═════ MATERIAL SHOWN
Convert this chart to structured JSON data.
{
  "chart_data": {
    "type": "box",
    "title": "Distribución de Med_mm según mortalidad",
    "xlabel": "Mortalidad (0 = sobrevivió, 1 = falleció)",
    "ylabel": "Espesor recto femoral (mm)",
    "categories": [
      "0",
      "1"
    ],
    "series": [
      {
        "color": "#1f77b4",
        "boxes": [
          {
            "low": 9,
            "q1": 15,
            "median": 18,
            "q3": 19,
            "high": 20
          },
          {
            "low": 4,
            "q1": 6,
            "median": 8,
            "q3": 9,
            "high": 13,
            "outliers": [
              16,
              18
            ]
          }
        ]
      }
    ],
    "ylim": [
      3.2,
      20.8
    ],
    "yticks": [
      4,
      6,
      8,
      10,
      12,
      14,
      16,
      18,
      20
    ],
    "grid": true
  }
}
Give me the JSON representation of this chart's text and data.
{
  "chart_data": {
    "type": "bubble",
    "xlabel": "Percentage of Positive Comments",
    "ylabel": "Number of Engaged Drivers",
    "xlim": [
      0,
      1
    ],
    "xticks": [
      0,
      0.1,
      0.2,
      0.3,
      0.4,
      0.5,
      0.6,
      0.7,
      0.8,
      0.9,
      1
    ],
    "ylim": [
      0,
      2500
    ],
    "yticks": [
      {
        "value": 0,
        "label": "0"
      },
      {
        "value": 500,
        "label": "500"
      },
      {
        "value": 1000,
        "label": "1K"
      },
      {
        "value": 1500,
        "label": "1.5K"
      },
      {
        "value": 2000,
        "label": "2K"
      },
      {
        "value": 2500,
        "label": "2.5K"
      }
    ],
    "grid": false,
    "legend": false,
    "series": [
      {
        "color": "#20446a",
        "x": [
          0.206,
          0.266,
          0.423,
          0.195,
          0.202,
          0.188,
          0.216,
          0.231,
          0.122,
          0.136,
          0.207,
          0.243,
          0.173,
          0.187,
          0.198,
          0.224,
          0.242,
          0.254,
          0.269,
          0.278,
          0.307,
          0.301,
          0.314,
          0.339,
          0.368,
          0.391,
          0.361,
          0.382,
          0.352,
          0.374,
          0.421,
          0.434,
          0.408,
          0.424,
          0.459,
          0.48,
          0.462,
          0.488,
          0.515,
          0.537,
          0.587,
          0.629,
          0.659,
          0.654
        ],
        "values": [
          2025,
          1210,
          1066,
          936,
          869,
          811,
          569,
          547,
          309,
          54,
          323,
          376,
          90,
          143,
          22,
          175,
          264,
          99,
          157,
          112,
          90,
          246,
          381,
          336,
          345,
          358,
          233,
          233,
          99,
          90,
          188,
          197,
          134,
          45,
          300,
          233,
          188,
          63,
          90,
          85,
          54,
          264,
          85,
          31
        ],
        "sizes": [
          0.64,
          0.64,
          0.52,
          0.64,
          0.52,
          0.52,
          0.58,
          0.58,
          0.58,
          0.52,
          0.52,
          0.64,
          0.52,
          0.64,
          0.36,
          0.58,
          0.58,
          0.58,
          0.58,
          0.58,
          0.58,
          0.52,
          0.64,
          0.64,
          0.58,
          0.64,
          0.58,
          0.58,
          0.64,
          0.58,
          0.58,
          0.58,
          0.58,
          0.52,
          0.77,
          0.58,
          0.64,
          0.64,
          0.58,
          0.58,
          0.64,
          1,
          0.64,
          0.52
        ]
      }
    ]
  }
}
══════════
Nothing may be left out: return each entry exactly as it reads.

Convert this chart to structured JSON data.
{
  "chart_data": {
    "type": "box",
    "title": "Distribución de Med_mm según mortalidad",
    "xlabel": "Mortalidad (0 = sobrevivió, 1 = falleció)",
    "ylabel": "Espesor recto femoral (mm)",
    "categories": [
      "0",
      "1"
    ],
    "series": [
      {
        "color": "#1f77b4",
        "boxes": [
          {
            "low": 9,
            "q1": 15,
            "median": 18,
            "q3": 19,
            "high": 20
          },
          {
            "low": 4,
            "q1": 6,
            "median": 8,
            "q3": 9,
            "high": 13,
            "outliers": [
              16,
              18
            ]
          }
        ]
      }
    ],
    "ylim": [
      3.2,
      20.8
    ],
    "yticks": [
      4,
      6,
      8,
      10,
      12,
      14,
      16,
      18,
      20
    ],
    "grid": true
  }
}
Give me the JSON representation of this chart's text and data.
{
  "chart_data": {
    "type": "bubble",
    "xlabel": "Percentage of Positive Comments",
    "ylabel": "Number of Engaged Drivers",
    "xlim": [
      0,
      1
    ],
    "xticks": [
      0,
      0.1,
      0.2,
      0.3,
      0.4,
      0.5,
      0.6,
      0.7,
      0.8,
      0.9,
      1
    ],
    "ylim": [
      0,
      2500
    ],
    "yticks": [
      {
        "value": 0,
        "label": "0"
      },
      {
        "value": 500,
        "label": "500"
      },
      {
        "value": 1000,
        "label": "1K"
      },
      {
        "value": 1500,
        "label": "1.5K"
      },
      {
        "value": 2000,
        "label": "2K"
      },
      {
        "value": 2500,
        "label": "2.5K"
      }
    ],
    "grid": false,
    "legend": false,
    "series": [
      {
        "color": "#20446a",
        "x": [
          0.206,
          0.266,
          0.423,
          0.195,
          0.202,
          0.188,
          0.216,
          0.231,
          0.122,
          0.136,
          0.207,
          0.243,
          0.173,
          0.187,
          0.198,
          0.224,
          0.242,
          0.254,
          0.269,
          0.278,
          0.307,
          0.301,
          0.314,
          0.339,
          0.368,
          0.391,
          0.361,
          0.382,
          0.352,
          0.374,
          0.421,
          0.434,
          0.408,
          0.424,
          0.459,
          0.48,
          0.462,
          0.488,
          0.515,
          0.537,
          0.587,
          0.629,
          0.659,
          0.654
        ],
        "values": [
          2025,
          1210,
          1066,
          936,
          869,
          811,
          569,
          547,
          309,
          54,
          323,
          376,
          90,
          143,
          22,
          175,
          264,
          99,
          157,
          112,
          90,
          246,
          381,
          336,
          345,
          358,
          233,
          233,
          99,
          90,
          188,
          197,
          134,
          45,
          300,
          233,
          188,
          63,
          90,
          85,
          54,
          264,
          85,
          31
        ],
        "sizes": [
          0.64,
          0.64,
          0.52,
          0.64,
          0.52,
          0.52,
          0.58,
          0.58,
          0.58,
          0.52,
          0.52,
          0.64,
          0.52,
          0.64,
          0.36,
          0.58,
          0.58,
          0.58,
          0.58,
          0.58,
          0.58,
          0.52,
          0.64,
          0.64,
          0.58,
          0.64,
          0.58,
          0.58,
          0.64,
          0.58,
          0.58,
          0.58,
          0.58,
          0.52,
          0.77,
          0.58,
          0.64,
          0.64,
          0.58,
          0.58,
          0.64,
          1,
          0.64,
          0.52
        ]
      }
    ]
  }
}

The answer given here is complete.